DATASET RECORDS:
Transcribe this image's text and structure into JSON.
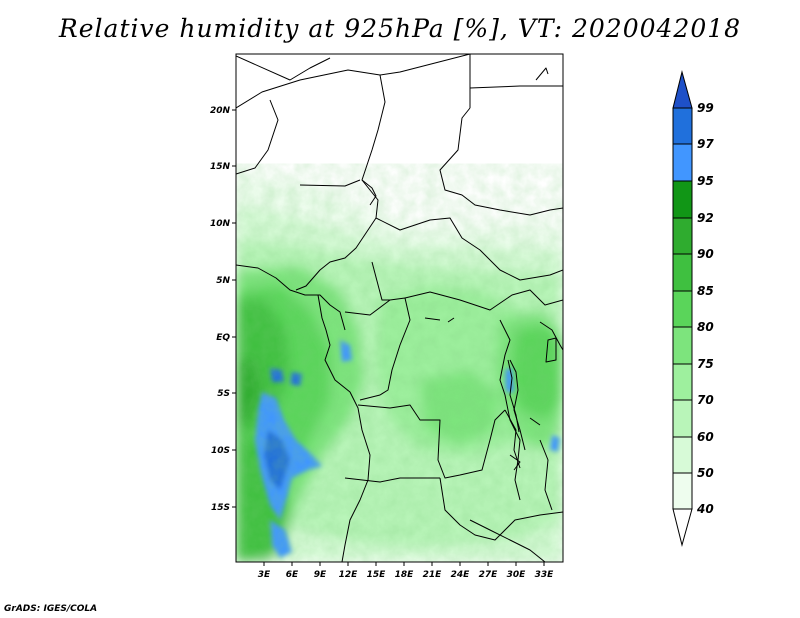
{
  "map": {
    "title": "Relative humidity at 925hPa [%], VT: 2020042018",
    "credit": "GrADS: IGES/COLA",
    "lat_labels": [
      "20N",
      "15N",
      "10N",
      "5N",
      "EQ",
      "5S",
      "10S",
      "15S"
    ],
    "lon_labels": [
      "3E",
      "6E",
      "9E",
      "12E",
      "15E",
      "18E",
      "21E",
      "24E",
      "27E",
      "30E",
      "33E"
    ],
    "colorbar": {
      "levels": [
        "99",
        "97",
        "95",
        "92",
        "90",
        "85",
        "80",
        "75",
        "70",
        "60",
        "50",
        "40"
      ],
      "colors": {
        "gt99": "#1e50c8",
        "c97_99": "#2070dc",
        "c95_97": "#4196ff",
        "c92_95": "#119616",
        "c90_92": "#2fac2f",
        "c85_90": "#3fc040",
        "c80_85": "#5ad55a",
        "c75_80": "#7de47d",
        "c70_75": "#9ef09e",
        "c60_70": "#b9f5b9",
        "c50_60": "#d7fad7",
        "c40_50": "#eefdee",
        "lt40": "#ffffff"
      }
    }
  }
}
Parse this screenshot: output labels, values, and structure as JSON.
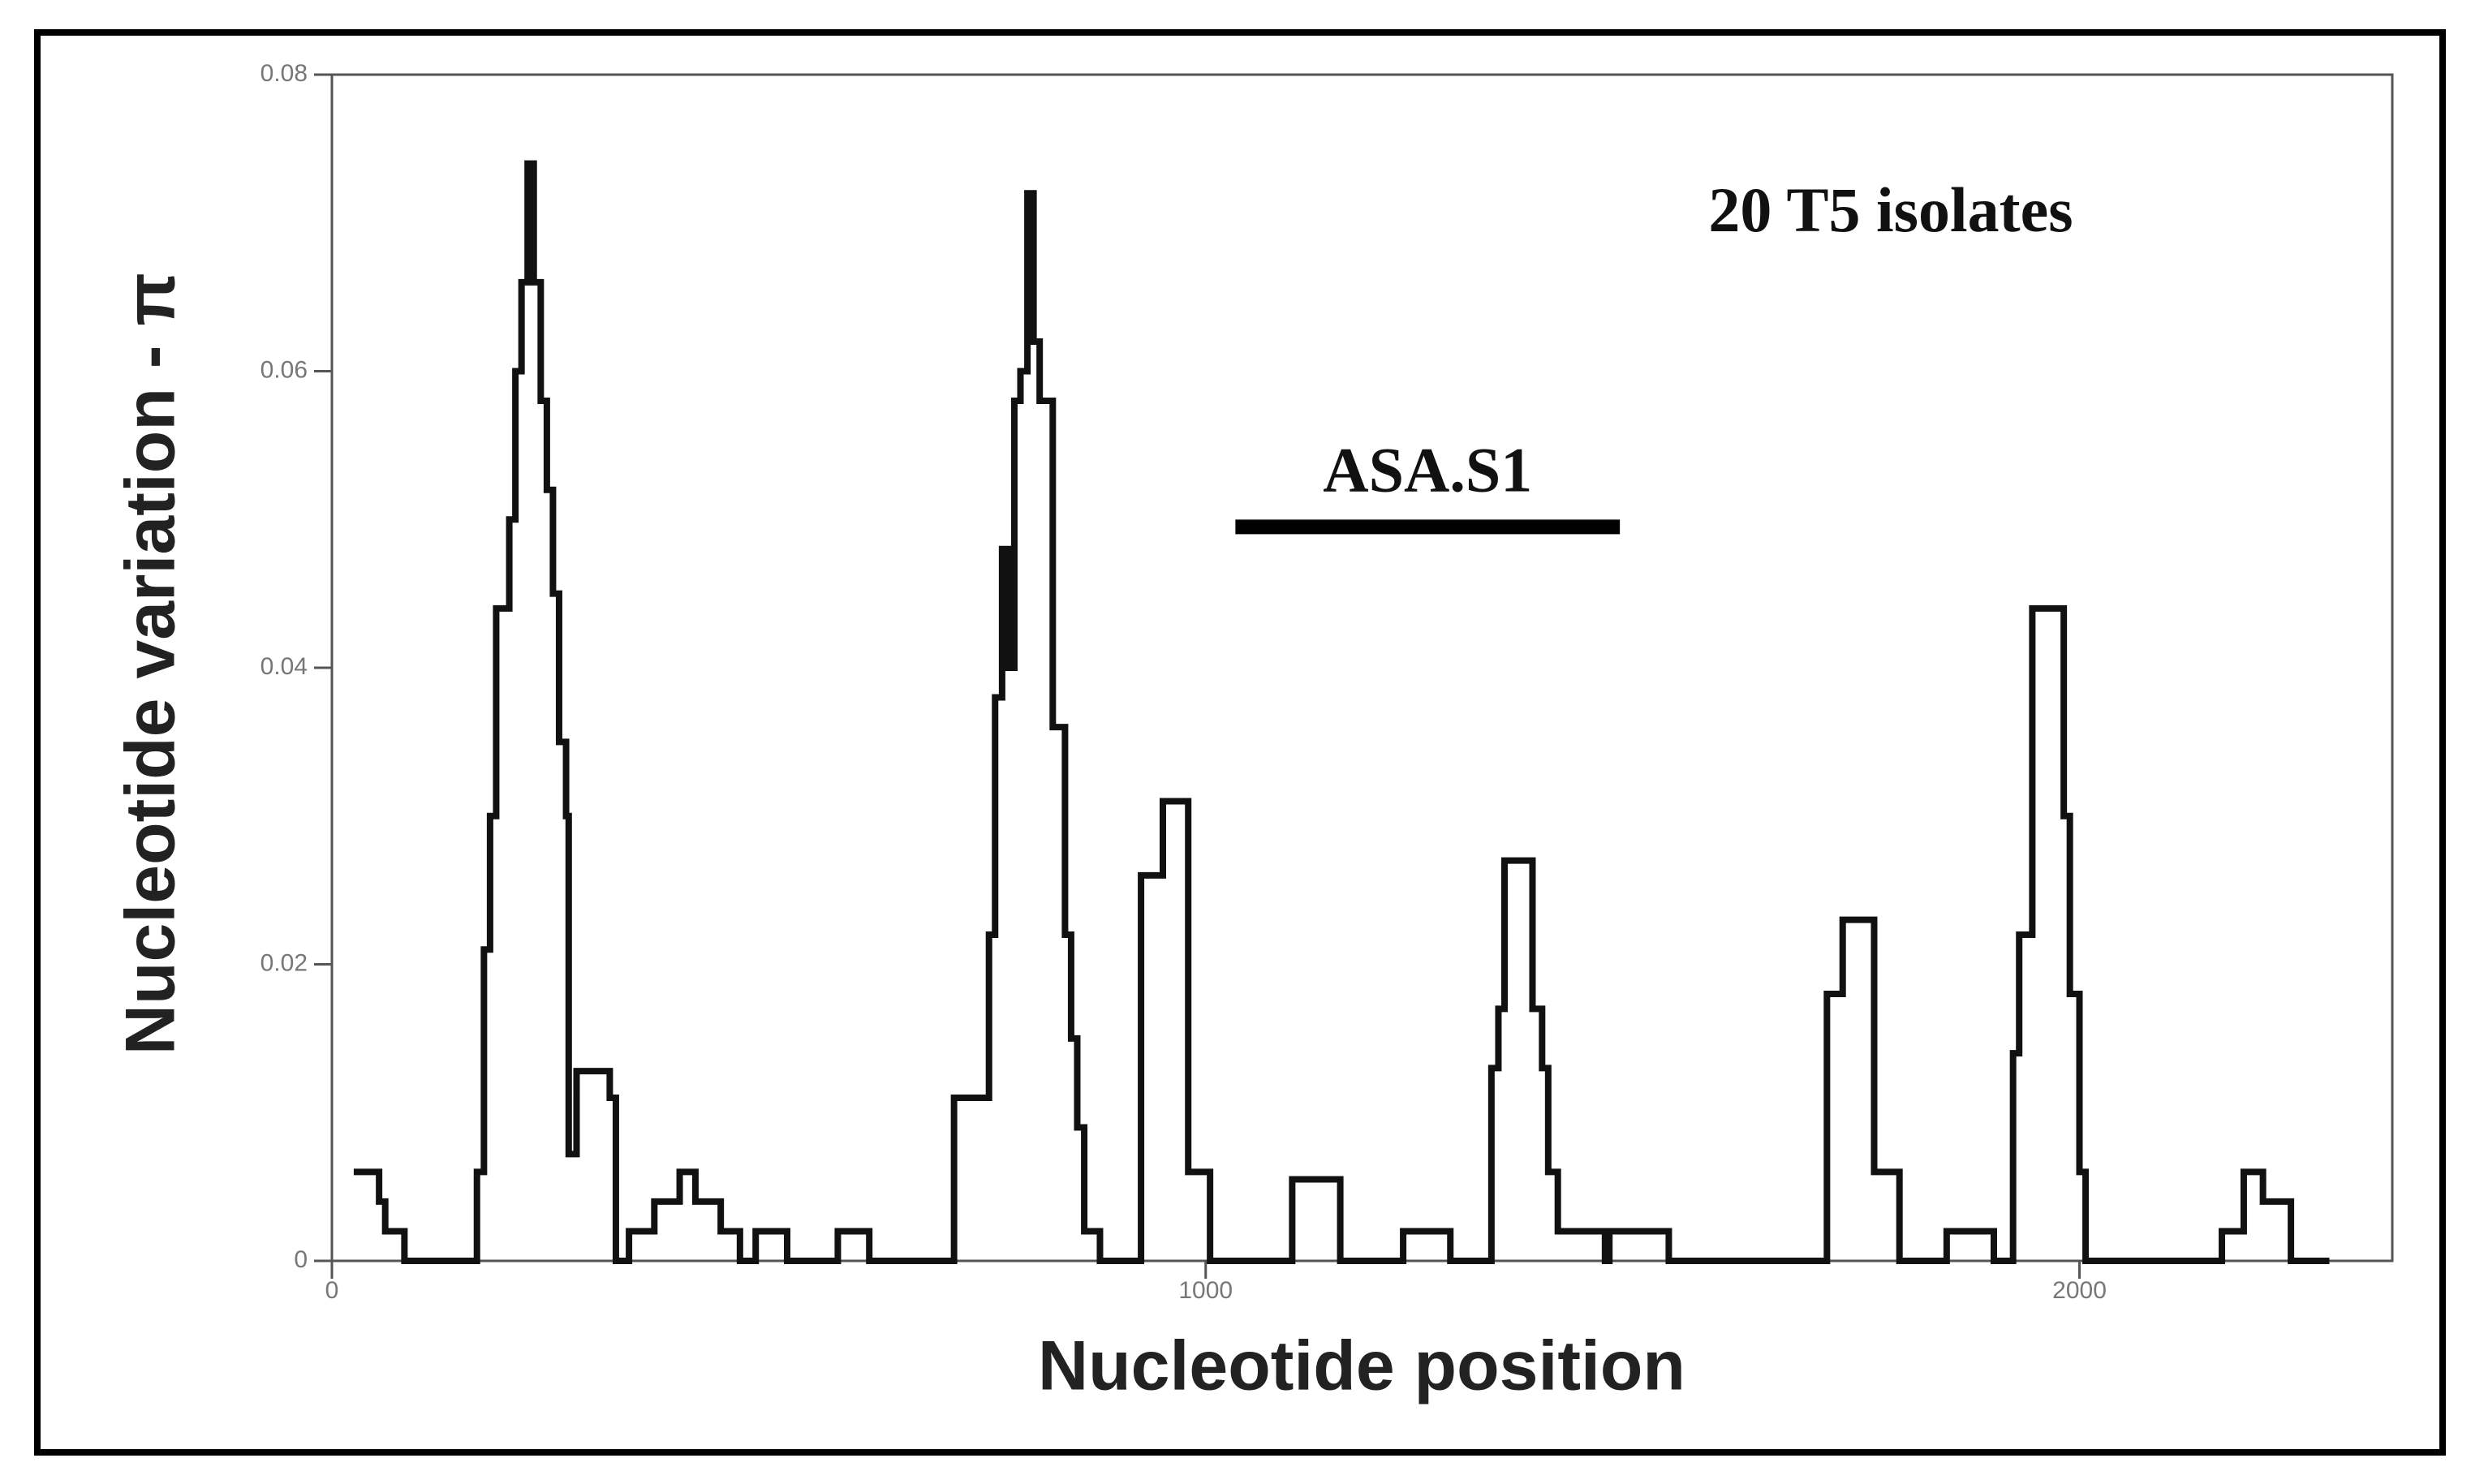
{
  "chart_data": {
    "type": "step",
    "x_label": "Nucleotide position",
    "y_label": "Nucleotide variation - π",
    "annotation": "20 T5 isolates",
    "region": {
      "label": "ASA.S1",
      "x": [
        1034,
        1474
      ],
      "y": 0.0495
    },
    "color": "#111111",
    "xlim": [
      0,
      2358
    ],
    "ylim": [
      0,
      0.08
    ],
    "xticks": [
      0,
      1000,
      2000
    ],
    "yticks": [
      0,
      0.02,
      0.04,
      0.06,
      0.08
    ],
    "x": [
      25,
      54,
      61,
      83,
      166,
      174,
      181,
      188,
      203,
      210,
      217,
      224,
      231,
      239,
      246,
      253,
      260,
      268,
      271,
      280,
      318,
      325,
      340,
      369,
      398,
      416,
      445,
      467,
      485,
      521,
      579,
      615,
      712,
      752,
      759,
      767,
      774,
      781,
      788,
      796,
      803,
      810,
      825,
      839,
      846,
      853,
      861,
      879,
      926,
      951,
      980,
      1005,
      1099,
      1154,
      1226,
      1280,
      1327,
      1335,
      1342,
      1374,
      1385,
      1392,
      1403,
      1457,
      1462,
      1476,
      1530,
      1711,
      1729,
      1765,
      1794,
      1848,
      1902,
      1924,
      1931,
      1946,
      1982,
      1989,
      2000,
      2007,
      2163,
      2188,
      2210,
      2242,
      2286
    ],
    "values": [
      0.006,
      0.004,
      0.002,
      0,
      0.006,
      0.021,
      0.03,
      0.044,
      0.05,
      0.06,
      0.066,
      0.074,
      0.066,
      0.058,
      0.052,
      0.045,
      0.035,
      0.03,
      0.0072,
      0.0128,
      0.011,
      0,
      0.002,
      0.004,
      0.006,
      0.004,
      0.002,
      0,
      0.002,
      0,
      0.002,
      0,
      0.011,
      0.022,
      0.038,
      0.048,
      0.04,
      0.058,
      0.06,
      0.072,
      0.062,
      0.058,
      0.036,
      0.022,
      0.015,
      0.009,
      0.002,
      0,
      0.026,
      0.031,
      0.006,
      0,
      0.0055,
      0,
      0.002,
      0,
      0.013,
      0.017,
      0.027,
      0.017,
      0.013,
      0.006,
      0.002,
      0,
      0.002,
      0.002,
      0,
      0.018,
      0.023,
      0.006,
      0,
      0.002,
      0,
      0.014,
      0.022,
      0.044,
      0.03,
      0.018,
      0.006,
      0,
      0.002,
      0.006,
      0.004,
      0,
      0
    ]
  }
}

WHAT YOU ARE ASKED TO DO:
Every line above should be returned exactly; the pictures stay out.

ANSWER TO THIS EXERCISE:
Transcribe this image's text and structure into JSON.
{
  "map": {
    "title": "Relative humidity at 925hPa [%], VT: 2020042018",
    "credit": "GrADS: IGES/COLA",
    "lat_labels": [
      "20N",
      "15N",
      "10N",
      "5N",
      "EQ",
      "5S",
      "10S",
      "15S"
    ],
    "lon_labels": [
      "3E",
      "6E",
      "9E",
      "12E",
      "15E",
      "18E",
      "21E",
      "24E",
      "27E",
      "30E",
      "33E"
    ],
    "colorbar": {
      "levels": [
        "99",
        "97",
        "95",
        "92",
        "90",
        "85",
        "80",
        "75",
        "70",
        "60",
        "50",
        "40"
      ],
      "colors": {
        "gt99": "#1e50c8",
        "c97_99": "#2070dc",
        "c95_97": "#4196ff",
        "c92_95": "#119616",
        "c90_92": "#2fac2f",
        "c85_90": "#3fc040",
        "c80_85": "#5ad55a",
        "c75_80": "#7de47d",
        "c70_75": "#9ef09e",
        "c60_70": "#b9f5b9",
        "c50_60": "#d7fad7",
        "c40_50": "#eefdee",
        "lt40": "#ffffff"
      }
    }
  }
}
Parse this screenshot: output labels, values, and structure as JSON.
{
  "chart_data": {
    "type": "step",
    "x_label": "Nucleotide position",
    "y_label": "Nucleotide variation - π",
    "annotation": "20 T5 isolates",
    "region": {
      "label": "ASA.S1",
      "x": [
        1034,
        1474
      ],
      "y": 0.0495
    },
    "color": "#111111",
    "xlim": [
      0,
      2358
    ],
    "ylim": [
      0,
      0.08
    ],
    "xticks": [
      0,
      1000,
      2000
    ],
    "yticks": [
      0,
      0.02,
      0.04,
      0.06,
      0.08
    ],
    "x": [
      25,
      54,
      61,
      83,
      166,
      174,
      181,
      188,
      203,
      210,
      217,
      224,
      231,
      239,
      246,
      253,
      260,
      268,
      271,
      280,
      318,
      325,
      340,
      369,
      398,
      416,
      445,
      467,
      485,
      521,
      579,
      615,
      712,
      752,
      759,
      767,
      774,
      781,
      788,
      796,
      803,
      810,
      825,
      839,
      846,
      853,
      861,
      879,
      926,
      951,
      980,
      1005,
      1099,
      1154,
      1226,
      1280,
      1327,
      1335,
      1342,
      1374,
      1385,
      1392,
      1403,
      1457,
      1462,
      1476,
      1530,
      1711,
      1729,
      1765,
      1794,
      1848,
      1902,
      1924,
      1931,
      1946,
      1982,
      1989,
      2000,
      2007,
      2163,
      2188,
      2210,
      2242,
      2286
    ],
    "values": [
      0.006,
      0.004,
      0.002,
      0,
      0.006,
      0.021,
      0.03,
      0.044,
      0.05,
      0.06,
      0.066,
      0.074,
      0.066,
      0.058,
      0.052,
      0.045,
      0.035,
      0.03,
      0.0072,
      0.0128,
      0.011,
      0,
      0.002,
      0.004,
      0.006,
      0.004,
      0.002,
      0,
      0.002,
      0,
      0.002,
      0,
      0.011,
      0.022,
      0.038,
      0.048,
      0.04,
      0.058,
      0.06,
      0.072,
      0.062,
      0.058,
      0.036,
      0.022,
      0.015,
      0.009,
      0.002,
      0,
      0.026,
      0.031,
      0.006,
      0,
      0.0055,
      0,
      0.002,
      0,
      0.013,
      0.017,
      0.027,
      0.017,
      0.013,
      0.006,
      0.002,
      0,
      0.002,
      0.002,
      0,
      0.018,
      0.023,
      0.006,
      0,
      0.002,
      0,
      0.014,
      0.022,
      0.044,
      0.03,
      0.018,
      0.006,
      0,
      0.002,
      0.006,
      0.004,
      0,
      0
    ]
  }
}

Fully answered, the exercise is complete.